--- Work to do ---
In the following material, identify every line holding the string "besetninger" and return it.

(Items from a figure collection)
* * *
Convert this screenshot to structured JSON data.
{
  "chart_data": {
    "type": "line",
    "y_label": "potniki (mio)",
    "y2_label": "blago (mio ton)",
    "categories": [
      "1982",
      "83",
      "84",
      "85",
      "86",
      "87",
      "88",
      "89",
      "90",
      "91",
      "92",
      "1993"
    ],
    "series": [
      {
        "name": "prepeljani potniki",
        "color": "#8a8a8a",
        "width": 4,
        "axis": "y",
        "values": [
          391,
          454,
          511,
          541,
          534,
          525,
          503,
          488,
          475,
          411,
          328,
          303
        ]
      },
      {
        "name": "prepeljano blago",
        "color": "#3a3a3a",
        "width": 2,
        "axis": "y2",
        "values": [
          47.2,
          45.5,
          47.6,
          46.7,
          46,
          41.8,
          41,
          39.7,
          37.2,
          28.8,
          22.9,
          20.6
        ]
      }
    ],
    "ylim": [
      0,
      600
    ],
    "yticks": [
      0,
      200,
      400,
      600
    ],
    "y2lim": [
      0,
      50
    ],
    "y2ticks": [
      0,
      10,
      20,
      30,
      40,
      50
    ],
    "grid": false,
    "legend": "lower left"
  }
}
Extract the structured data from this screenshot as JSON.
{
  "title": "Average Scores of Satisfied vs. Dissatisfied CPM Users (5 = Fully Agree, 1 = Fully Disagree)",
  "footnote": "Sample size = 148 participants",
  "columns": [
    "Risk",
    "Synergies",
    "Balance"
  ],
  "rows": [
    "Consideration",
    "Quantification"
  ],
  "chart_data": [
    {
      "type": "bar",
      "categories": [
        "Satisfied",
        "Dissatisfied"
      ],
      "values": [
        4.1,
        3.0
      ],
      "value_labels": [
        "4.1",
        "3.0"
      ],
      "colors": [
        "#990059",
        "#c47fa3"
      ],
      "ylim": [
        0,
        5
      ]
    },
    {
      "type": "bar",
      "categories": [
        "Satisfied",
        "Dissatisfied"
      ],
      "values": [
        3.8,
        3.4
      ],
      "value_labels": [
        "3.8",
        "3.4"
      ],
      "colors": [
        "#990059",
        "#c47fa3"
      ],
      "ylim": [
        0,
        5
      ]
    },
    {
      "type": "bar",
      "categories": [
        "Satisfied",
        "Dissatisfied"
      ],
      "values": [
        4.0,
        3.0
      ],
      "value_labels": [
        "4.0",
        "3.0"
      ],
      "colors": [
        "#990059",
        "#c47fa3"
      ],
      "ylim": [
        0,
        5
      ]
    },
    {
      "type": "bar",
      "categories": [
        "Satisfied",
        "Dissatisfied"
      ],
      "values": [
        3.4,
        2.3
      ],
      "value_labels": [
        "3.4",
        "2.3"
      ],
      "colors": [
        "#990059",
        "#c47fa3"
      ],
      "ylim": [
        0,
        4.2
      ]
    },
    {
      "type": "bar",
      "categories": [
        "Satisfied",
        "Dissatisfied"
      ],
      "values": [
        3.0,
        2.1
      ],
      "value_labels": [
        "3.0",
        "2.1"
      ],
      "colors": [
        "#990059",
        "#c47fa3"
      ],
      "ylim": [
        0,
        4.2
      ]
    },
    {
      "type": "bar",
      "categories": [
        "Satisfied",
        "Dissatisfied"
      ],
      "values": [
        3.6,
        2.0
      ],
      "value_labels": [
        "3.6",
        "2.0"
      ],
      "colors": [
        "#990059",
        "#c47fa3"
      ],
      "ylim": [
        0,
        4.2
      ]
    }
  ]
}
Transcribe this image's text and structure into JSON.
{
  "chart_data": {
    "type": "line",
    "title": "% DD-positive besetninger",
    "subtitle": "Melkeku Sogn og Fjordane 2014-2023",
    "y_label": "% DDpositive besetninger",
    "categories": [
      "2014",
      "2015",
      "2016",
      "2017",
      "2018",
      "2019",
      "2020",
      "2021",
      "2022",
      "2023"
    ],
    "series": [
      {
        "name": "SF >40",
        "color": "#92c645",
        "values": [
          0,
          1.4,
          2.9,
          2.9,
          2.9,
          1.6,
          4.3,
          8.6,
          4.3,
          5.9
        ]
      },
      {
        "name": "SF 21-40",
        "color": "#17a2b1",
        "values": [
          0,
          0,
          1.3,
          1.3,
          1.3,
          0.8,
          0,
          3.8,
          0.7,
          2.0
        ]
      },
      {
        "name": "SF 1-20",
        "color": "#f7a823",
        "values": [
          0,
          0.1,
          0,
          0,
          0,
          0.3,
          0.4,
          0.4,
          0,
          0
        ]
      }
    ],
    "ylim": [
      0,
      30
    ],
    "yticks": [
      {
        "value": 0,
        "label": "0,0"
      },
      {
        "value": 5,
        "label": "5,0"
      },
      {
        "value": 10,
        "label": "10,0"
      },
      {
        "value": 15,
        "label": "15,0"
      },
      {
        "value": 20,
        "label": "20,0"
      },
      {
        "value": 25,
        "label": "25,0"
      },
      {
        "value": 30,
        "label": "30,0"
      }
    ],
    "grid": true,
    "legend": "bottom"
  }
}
* * *
--- Answer for this exercise ---
    "title": "% DD-positive besetninger",
    "y_label": "% DDpositive besetninger",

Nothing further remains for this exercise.